Written task a ▸ Using the forum thread, decide whether each statement agrees with it. For each, answer yes or no and quote the deciding words. (i) The author of the first post says they felt bulletproof during their EA. (ii) Bodhitree says he is still checking up on his wife. (iii) Bodhitree learned the other man's name from the phone records themselves.

Page text ▸
** start **

I've started to notice a trend here reading peoples stories. I'm starting to see that people in affairs are extremely arrogant, inflexible, and self absorbed - as I type this I'm wondering why I think this is a revelation??? Anyway - I was an arrogant ass when I had my EA - I thought I was bullet proof - I thought I was so superior. HA!!! You know what? Having an affair knocks you down to reality. It tears apart your image of yourself and if you're smart you take advantage of that and put it back together very carefully while studying every piece and trying to figure out what about you let you get your head so far up your own ass. She needs to get over the "perfectionism" she's not perfect and now there's huge proof. Rug sweeping it doesn't change the fact that she did it. She needs to deal with it. 

Don't give her a pass - she's got to own it and work through it.


----------



## Bodhitree (Dec 29, 2011)

sigma1299 said:


> I've started to notice a trend here reading peoples stories. I'm starting to see that people in affairs are extremely arrogant, inflexible, and self absorbed - as I type this I'm wondering why I think this is a revelation??? Anyway - I was an arrogant ass when I had my EA - I thought I was bullet proof - I thought I was so superior. HA!!! You know what? Having an affair knocks you down to reality. It tears apart your image of yourself and if you're smart you take advantage of that and put it back together very carefully while studying every piece and trying to figure out what about you let you get your head so far up your own ass. She needs to get over the "perfectionism" she's not perfect and now there's huge proof. Rug sweeping it doesn't change the fact that she did it. She needs to deal with it.
> 
> Don't give her a pass - she's got to own it and work through it.


Thanks Sig: Now to her credit she has owned up- at the time of EA (PA?) I knew something was definitely amiss- I got hold of phone records and confronted her with them and she told me the guys name when and where they went. As far as I can tell her story matched phone contact with what records showed. Of course maybe there is more, but nobody knows but she and OM. Anyway, I do think there is an element of "self righteousness" because she felt I didn't care about her etc. But truthfully, I am done worrying about the OM and checking up on her anymore. I want to move on in my life possibly with her, but possibly not depending how this goes.


----------



## Bodhitree (Dec 29, 2011)

sigma1299 said:


> Excellent question - my bet is no. Once you've put it all on the table there's little reason to remain defensive.
> 
> Bodhitree, unless you're repeatedly berating her or attacking her with her affair she doesn't get to be upset - it's part of the price of cheating. Like LFFA is telling you - it's up to her to do the work to help you and rebuild the marriage. If you need to talk about it, if you want to ask the same question for the 1000th time - she should go along - willingly. Even if she has come completely clean - which personally I doubt - she's still being selfish with her affair. She's putting her feelings and emotions ahead of yours, made even worse by the fact that her actions are the reason you have the feelings and emotions that she is wanting to sweep under the rug.
> 
> She made the mess and now she wants you to just pretend it didn't happen? Don't give in - you, she and both of you together must deal with it or it will likely rear it's head again in the future.

** end **

Dataset records ▸
** start **

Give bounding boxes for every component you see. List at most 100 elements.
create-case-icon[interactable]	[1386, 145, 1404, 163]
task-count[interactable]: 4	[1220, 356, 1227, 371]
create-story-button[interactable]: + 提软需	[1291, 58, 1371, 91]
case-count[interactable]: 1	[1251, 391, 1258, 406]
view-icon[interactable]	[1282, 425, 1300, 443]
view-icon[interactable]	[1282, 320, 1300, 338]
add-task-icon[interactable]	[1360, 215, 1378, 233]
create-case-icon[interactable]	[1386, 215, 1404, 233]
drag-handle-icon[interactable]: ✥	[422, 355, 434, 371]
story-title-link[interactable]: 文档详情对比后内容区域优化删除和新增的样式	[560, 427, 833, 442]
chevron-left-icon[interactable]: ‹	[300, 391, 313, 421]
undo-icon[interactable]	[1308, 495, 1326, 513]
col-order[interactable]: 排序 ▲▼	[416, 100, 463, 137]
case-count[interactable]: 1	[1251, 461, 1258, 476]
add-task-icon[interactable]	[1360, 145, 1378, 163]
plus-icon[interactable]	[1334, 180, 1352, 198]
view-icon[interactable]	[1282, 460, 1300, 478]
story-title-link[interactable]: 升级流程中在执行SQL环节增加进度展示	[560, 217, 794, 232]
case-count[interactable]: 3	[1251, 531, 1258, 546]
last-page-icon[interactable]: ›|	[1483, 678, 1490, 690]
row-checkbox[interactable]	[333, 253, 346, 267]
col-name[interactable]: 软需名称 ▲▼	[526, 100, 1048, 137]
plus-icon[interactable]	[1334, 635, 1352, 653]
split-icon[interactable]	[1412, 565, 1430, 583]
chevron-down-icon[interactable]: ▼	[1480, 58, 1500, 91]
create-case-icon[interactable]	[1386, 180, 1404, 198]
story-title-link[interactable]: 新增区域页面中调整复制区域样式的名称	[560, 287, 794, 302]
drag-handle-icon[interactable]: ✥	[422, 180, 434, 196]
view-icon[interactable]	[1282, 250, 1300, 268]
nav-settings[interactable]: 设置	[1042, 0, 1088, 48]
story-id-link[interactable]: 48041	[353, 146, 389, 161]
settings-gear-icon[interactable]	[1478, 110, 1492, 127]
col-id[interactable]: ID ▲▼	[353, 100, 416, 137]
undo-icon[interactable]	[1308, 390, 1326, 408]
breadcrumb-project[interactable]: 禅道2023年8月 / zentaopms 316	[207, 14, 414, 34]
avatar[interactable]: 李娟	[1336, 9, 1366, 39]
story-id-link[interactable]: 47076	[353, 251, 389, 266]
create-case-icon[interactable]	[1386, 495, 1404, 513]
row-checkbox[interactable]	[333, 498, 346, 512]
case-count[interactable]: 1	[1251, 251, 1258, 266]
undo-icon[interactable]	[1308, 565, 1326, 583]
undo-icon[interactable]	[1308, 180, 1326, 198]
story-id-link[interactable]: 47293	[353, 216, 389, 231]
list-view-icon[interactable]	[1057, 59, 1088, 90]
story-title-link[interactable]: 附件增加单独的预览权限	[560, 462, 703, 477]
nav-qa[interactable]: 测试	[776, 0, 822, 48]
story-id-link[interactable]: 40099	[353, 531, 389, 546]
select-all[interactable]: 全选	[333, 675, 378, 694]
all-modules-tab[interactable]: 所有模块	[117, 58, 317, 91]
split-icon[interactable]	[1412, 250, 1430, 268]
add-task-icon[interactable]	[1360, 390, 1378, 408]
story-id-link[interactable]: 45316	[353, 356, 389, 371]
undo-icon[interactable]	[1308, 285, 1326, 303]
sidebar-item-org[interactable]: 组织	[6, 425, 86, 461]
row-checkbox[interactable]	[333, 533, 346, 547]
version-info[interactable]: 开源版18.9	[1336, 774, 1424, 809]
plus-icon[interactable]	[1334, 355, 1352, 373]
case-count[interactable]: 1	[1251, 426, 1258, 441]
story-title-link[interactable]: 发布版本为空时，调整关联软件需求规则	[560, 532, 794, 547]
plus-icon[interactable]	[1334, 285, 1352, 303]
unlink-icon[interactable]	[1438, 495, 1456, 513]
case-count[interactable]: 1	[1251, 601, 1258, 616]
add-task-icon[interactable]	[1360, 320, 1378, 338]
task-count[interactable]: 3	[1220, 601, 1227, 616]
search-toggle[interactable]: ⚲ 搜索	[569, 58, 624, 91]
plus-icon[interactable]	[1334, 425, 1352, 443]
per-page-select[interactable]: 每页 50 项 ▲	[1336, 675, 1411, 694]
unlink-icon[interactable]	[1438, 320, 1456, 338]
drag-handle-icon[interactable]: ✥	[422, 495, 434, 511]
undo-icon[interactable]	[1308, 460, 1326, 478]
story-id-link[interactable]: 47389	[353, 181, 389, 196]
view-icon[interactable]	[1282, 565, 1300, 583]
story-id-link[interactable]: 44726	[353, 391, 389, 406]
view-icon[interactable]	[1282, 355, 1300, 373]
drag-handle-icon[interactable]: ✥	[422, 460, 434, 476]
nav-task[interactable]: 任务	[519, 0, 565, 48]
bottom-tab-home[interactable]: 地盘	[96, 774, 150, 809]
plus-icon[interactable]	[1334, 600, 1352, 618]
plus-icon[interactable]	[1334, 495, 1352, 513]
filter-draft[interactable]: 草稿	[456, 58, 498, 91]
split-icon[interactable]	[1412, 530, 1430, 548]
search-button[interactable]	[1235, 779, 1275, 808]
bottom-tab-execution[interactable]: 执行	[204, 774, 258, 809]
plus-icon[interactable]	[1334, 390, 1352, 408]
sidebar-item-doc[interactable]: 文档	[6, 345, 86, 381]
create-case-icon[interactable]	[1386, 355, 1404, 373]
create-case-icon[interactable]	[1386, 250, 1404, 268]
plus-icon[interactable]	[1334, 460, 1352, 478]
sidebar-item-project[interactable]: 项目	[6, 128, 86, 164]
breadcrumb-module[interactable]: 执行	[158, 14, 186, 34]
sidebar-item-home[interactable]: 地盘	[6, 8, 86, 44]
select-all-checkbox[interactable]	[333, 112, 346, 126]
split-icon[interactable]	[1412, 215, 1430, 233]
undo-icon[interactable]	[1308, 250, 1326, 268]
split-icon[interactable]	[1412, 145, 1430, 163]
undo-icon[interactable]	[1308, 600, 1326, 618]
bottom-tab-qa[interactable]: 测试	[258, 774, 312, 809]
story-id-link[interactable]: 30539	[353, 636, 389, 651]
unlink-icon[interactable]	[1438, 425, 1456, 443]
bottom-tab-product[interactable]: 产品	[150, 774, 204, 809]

** end **

Written task b ▸ Put the listing lines into a Markdown table with columns n and Line, from the first line of the listing up to and including the line containing "180, 1352, 198]". Leave out blank lines.

Final result a ▸
(i) Yes: "I was an arrogant ass when I had my EA - I thought I was bullet proof"
(ii) No: "I am done worrying about the OM and checking up on her anymore"
(iii) No: "I got hold of phone records and confronted her with them and she told me the guys name"

Final result b ▸
| n | Line |
|---|---|
| 1 | Give bounding boxes for every component you see. List at most 100 elements. |
| 2 | create-case-icon[interactable]	[1386, 145, 1404, 163] |
| 3 | task-count[interactable]: 4	[1220, 356, 1227, 371] |
| 4 | create-story-button[interactable]: + 提软需	[1291, 58, 1371, 91] |
| 5 | case-count[interactable]: 1	[1251, 391, 1258, 406] |
| 6 | view-icon[interactable]	[1282, 425, 1300, 443] |
| 7 | view-icon[interactable]	[1282, 320, 1300, 338] |
| 8 | add-task-icon[interactable]	[1360, 215, 1378, 233] |
| 9 | create-case-icon[interactable]	[1386, 215, 1404, 233] |
| 10 | drag-handle-icon[interactable]: ✥	[422, 355, 434, 371] |
| 11 | story-title-link[interactable]: 文档详情对比后内容区域优化删除和新增的样式	[560, 427, 833, 442] |
| 12 | chevron-left-icon[interactable]: ‹	[300, 391, 313, 421] |
| 13 | undo-icon[interactable]	[1308, 495, 1326, 513] |
| 14 | col-order[interactable]: 排序 ▲▼	[416, 100, 463, 137] |
| 15 | case-count[interactable]: 1	[1251, 461, 1258, 476] |
| 16 | add-task-icon[interactable]	[1360, 145, 1378, 163] |
| 17 | plus-icon[interactable]	[1334, 180, 1352, 198] |